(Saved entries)
* * * *
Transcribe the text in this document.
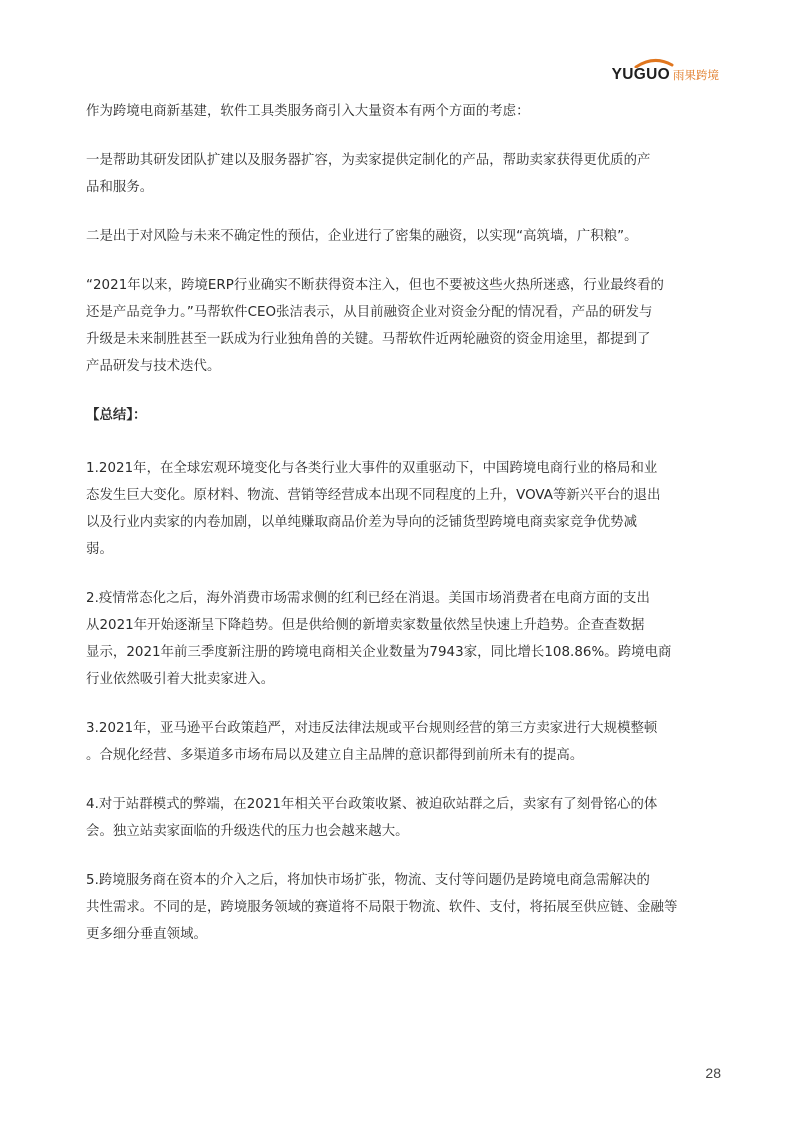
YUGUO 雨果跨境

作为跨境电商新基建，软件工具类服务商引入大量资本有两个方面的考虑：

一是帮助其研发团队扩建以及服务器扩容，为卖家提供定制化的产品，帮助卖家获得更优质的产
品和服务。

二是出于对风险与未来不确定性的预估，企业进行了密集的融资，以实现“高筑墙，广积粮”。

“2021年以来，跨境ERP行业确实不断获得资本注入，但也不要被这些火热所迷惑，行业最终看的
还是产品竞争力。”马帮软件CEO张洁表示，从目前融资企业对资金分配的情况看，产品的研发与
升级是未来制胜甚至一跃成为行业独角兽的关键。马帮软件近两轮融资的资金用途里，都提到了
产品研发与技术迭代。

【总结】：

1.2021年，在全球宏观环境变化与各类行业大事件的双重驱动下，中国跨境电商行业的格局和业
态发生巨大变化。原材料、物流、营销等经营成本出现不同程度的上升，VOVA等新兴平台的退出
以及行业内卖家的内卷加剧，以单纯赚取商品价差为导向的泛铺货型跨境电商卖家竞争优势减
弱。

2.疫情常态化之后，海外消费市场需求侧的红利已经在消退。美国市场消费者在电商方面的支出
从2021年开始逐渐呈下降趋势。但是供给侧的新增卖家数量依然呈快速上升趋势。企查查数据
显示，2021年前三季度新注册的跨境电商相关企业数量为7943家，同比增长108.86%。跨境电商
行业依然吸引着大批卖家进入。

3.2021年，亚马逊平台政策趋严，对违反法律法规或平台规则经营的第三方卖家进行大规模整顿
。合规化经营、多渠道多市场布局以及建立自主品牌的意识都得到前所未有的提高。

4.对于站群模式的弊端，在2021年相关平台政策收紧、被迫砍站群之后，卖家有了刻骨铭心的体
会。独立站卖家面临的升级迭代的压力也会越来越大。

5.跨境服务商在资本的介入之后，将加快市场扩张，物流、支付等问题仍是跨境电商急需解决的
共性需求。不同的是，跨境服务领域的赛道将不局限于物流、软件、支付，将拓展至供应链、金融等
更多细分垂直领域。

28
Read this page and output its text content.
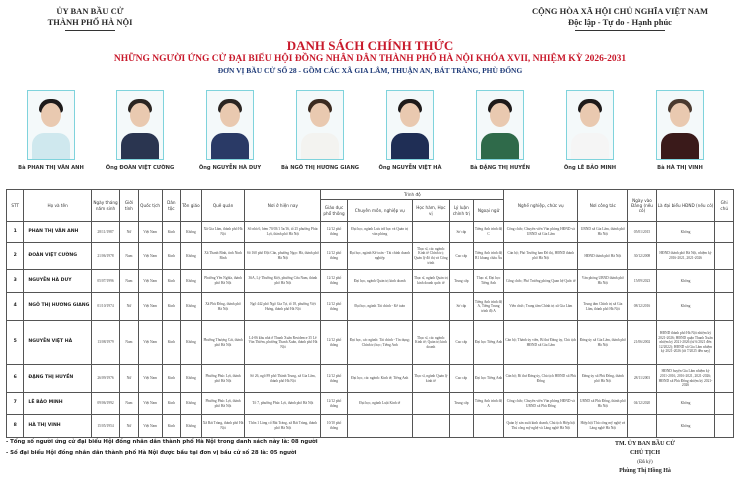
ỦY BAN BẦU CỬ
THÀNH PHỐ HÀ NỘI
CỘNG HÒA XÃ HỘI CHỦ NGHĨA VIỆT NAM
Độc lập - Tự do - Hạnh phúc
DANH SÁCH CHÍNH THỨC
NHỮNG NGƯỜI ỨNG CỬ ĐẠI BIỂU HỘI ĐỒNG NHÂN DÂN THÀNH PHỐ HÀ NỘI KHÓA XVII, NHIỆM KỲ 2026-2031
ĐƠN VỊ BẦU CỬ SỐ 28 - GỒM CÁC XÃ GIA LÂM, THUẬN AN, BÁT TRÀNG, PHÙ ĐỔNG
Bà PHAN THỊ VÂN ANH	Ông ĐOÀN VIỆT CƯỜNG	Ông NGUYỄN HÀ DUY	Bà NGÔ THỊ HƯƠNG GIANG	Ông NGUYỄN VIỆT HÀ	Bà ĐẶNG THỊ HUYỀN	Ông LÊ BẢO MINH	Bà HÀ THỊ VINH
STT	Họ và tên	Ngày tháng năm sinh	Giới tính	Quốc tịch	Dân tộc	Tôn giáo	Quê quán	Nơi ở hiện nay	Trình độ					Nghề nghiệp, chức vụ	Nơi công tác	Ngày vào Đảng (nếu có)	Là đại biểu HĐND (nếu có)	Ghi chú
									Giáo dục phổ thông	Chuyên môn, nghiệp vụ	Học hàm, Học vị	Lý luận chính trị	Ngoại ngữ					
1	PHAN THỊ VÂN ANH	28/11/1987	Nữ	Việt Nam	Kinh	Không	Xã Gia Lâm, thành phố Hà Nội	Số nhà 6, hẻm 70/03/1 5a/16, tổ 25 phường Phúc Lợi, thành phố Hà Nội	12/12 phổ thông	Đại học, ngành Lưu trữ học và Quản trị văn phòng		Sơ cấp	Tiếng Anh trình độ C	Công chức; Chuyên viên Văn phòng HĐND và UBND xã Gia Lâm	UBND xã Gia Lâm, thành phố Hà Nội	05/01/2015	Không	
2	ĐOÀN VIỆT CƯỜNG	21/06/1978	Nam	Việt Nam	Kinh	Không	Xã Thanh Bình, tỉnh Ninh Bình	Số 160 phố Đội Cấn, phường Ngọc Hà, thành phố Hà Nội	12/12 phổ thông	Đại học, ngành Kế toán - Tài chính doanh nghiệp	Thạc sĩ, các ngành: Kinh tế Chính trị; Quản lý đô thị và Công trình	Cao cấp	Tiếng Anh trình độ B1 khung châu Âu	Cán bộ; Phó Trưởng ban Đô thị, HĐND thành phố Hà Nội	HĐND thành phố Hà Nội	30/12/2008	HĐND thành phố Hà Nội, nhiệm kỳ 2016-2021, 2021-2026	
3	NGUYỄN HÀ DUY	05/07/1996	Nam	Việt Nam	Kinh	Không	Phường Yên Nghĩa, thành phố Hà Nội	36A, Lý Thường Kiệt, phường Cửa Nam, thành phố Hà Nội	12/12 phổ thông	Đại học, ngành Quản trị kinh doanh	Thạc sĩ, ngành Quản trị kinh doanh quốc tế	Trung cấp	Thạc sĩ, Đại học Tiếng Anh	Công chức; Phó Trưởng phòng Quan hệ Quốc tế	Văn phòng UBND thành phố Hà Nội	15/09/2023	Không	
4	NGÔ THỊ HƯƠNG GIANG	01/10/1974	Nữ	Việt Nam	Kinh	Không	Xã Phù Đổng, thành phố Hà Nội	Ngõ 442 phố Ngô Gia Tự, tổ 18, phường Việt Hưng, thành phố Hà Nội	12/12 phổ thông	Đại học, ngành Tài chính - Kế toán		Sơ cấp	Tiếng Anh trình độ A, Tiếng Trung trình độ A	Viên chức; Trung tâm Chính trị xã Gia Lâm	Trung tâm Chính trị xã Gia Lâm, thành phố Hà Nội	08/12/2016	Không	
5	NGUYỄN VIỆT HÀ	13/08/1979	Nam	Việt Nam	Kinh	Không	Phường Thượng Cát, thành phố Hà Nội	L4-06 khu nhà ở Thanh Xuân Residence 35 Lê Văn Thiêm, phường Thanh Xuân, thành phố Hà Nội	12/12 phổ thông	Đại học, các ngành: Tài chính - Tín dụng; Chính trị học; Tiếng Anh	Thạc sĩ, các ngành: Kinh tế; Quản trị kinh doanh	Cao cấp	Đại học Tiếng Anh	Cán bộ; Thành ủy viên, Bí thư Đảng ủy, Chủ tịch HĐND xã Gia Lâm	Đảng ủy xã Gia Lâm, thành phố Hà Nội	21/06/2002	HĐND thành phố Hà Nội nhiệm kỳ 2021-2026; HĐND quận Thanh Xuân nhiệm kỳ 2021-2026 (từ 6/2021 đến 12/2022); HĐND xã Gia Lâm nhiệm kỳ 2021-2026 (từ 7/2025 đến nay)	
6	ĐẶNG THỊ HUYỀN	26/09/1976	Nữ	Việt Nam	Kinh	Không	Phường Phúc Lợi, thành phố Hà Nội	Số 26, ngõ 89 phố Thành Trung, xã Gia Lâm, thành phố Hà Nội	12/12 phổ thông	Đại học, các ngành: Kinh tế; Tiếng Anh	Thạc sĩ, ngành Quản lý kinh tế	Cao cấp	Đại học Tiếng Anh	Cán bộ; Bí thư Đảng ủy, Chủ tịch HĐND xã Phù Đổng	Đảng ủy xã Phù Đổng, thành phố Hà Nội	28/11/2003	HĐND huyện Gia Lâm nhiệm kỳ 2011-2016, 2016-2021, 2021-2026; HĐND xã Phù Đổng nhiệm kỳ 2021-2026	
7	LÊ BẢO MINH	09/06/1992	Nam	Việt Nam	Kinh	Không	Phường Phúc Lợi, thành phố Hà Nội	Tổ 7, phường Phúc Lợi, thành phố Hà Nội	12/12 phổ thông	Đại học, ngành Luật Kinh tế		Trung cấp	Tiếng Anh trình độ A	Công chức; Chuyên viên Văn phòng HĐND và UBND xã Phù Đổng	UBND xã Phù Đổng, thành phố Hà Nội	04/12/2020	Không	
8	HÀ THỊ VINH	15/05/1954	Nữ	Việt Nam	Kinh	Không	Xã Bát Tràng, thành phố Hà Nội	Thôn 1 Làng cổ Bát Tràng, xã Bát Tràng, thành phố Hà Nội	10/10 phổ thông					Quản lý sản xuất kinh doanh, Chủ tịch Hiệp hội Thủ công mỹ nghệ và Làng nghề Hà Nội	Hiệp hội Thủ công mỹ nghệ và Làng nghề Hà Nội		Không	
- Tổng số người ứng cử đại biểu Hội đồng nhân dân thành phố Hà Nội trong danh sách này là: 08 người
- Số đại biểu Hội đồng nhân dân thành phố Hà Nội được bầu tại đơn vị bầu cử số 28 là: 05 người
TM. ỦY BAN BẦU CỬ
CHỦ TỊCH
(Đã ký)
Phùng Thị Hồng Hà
* * * *
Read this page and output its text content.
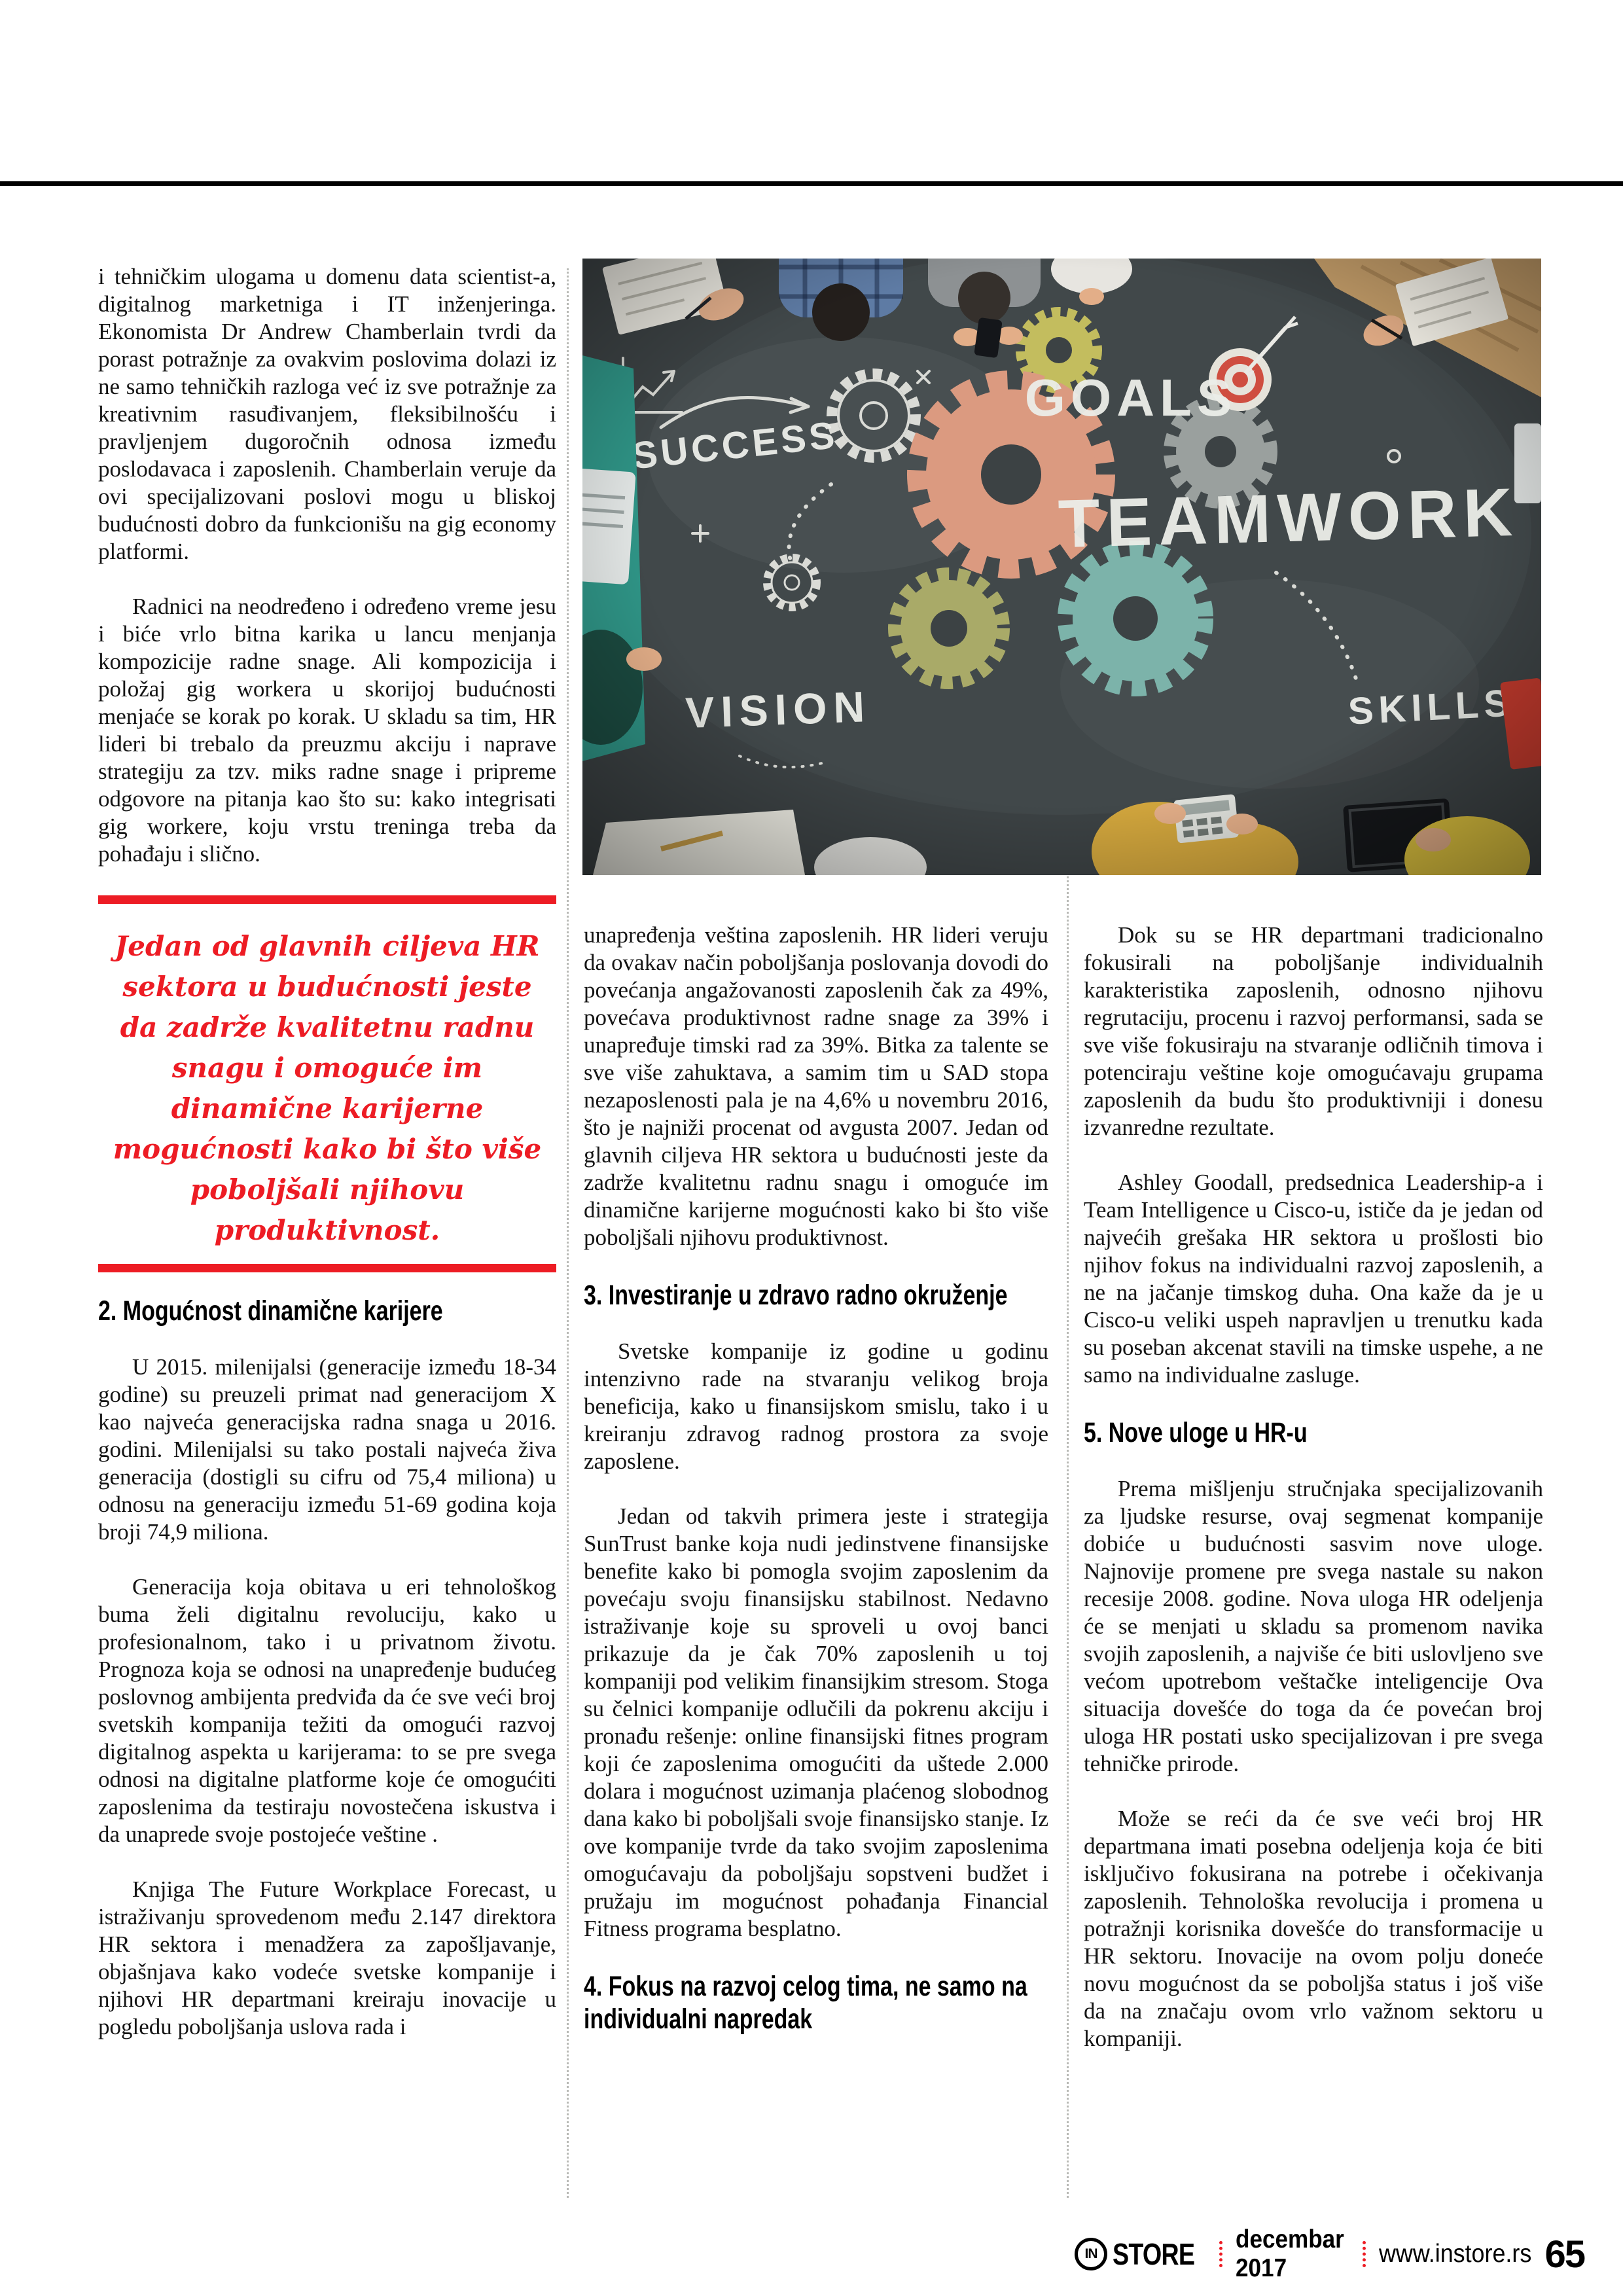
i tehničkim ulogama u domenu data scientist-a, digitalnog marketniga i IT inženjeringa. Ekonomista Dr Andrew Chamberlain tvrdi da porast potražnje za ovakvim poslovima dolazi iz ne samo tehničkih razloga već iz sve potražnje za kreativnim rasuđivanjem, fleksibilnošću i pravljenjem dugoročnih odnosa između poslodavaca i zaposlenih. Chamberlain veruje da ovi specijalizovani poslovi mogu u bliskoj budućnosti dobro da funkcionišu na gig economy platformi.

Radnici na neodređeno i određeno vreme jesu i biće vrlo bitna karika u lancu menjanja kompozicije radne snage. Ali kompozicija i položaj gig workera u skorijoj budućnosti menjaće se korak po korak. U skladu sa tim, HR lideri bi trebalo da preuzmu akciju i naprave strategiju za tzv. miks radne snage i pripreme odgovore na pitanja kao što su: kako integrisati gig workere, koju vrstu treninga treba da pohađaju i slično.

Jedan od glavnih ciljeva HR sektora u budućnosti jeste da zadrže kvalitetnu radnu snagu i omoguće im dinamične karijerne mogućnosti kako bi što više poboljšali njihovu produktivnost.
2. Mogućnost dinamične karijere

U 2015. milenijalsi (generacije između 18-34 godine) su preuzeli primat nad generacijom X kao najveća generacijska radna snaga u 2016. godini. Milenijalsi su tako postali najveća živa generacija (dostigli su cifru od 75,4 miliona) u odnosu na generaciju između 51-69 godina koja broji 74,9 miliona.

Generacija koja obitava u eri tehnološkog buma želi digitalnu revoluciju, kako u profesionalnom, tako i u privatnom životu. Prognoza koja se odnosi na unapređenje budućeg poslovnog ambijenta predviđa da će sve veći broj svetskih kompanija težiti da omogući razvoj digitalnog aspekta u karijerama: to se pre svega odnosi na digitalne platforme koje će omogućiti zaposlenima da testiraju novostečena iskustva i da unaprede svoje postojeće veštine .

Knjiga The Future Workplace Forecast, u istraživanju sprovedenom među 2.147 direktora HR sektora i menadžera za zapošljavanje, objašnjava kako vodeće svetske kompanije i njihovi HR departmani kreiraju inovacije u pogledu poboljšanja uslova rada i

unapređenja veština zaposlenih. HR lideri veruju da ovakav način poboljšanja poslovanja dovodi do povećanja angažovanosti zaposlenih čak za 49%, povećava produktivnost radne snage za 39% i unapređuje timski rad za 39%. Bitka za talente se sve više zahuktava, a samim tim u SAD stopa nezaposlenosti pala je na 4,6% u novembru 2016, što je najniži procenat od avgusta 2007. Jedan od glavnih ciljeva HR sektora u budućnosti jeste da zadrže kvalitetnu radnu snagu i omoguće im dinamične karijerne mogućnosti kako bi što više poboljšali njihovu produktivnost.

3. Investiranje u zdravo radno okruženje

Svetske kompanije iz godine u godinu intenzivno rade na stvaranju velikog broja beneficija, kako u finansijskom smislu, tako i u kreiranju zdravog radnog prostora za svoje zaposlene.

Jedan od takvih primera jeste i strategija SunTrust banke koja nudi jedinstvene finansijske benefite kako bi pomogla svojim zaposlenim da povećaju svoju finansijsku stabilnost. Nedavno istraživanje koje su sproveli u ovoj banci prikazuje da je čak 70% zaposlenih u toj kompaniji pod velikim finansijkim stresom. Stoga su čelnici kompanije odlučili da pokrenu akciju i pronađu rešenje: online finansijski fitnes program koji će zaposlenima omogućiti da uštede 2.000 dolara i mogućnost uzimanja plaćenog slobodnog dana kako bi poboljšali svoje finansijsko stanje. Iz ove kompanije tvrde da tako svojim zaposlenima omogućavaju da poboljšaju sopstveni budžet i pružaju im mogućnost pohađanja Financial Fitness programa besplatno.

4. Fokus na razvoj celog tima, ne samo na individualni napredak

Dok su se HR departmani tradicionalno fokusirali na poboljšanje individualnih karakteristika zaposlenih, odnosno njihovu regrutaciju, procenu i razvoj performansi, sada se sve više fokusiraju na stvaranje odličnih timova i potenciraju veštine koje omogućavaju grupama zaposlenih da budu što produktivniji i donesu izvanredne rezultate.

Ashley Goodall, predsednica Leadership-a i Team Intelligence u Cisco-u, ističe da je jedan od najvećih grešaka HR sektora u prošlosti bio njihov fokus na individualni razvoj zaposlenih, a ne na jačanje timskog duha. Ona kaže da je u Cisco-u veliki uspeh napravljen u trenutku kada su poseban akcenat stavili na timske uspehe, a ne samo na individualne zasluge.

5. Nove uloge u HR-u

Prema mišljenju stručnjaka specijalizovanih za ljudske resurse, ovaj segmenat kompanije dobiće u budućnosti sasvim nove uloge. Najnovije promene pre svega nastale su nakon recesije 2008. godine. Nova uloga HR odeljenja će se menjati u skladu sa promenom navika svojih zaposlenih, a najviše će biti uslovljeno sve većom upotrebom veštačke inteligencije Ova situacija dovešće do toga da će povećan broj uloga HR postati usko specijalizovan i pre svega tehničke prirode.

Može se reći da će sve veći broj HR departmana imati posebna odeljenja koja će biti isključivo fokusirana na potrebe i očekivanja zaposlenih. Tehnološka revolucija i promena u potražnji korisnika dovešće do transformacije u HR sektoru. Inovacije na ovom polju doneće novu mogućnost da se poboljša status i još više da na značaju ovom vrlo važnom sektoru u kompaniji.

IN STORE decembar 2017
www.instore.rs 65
* * * *
▸ PROBLEM STATEMENT
Where a line in the entries holds "HUYỀN", copy that line.

▸ FINISHED ANSWER
Bà PHAN THỊ VÂN ANH	Ông ĐOÀN VIỆT CƯỜNG	Ông NGUYỄN HÀ DUY	Bà NGÔ THỊ HƯƠNG GIANG	Ông NGUYỄN VIỆT HÀ	Bà ĐẶNG THỊ HUYỀN	Ông LÊ BẢO MINH	Bà HÀ THỊ VINH
6	ĐẶNG THỊ HUYỀN	26/09/1976	Nữ	Việt Nam	Kinh	Không	Phường Phúc Lợi, thành phố Hà Nội	Số 26, ngõ 89 phố Thành Trung, xã Gia Lâm, thành phố Hà Nội	12/12 phổ thông	Đại học, các ngành: Kinh tế; Tiếng Anh	Thạc sĩ, ngành Quản lý kinh tế	Cao cấp	Đại học Tiếng Anh	Cán bộ; Bí thư Đảng ủy, Chủ tịch HĐND xã Phù Đổng	Đảng ủy xã Phù Đổng, thành phố Hà Nội	28/11/2003	HĐND huyện Gia Lâm nhiệm kỳ 2011-2016, 2016-2021, 2021-2026; HĐND xã Phù Đổng nhiệm kỳ 2021-2026	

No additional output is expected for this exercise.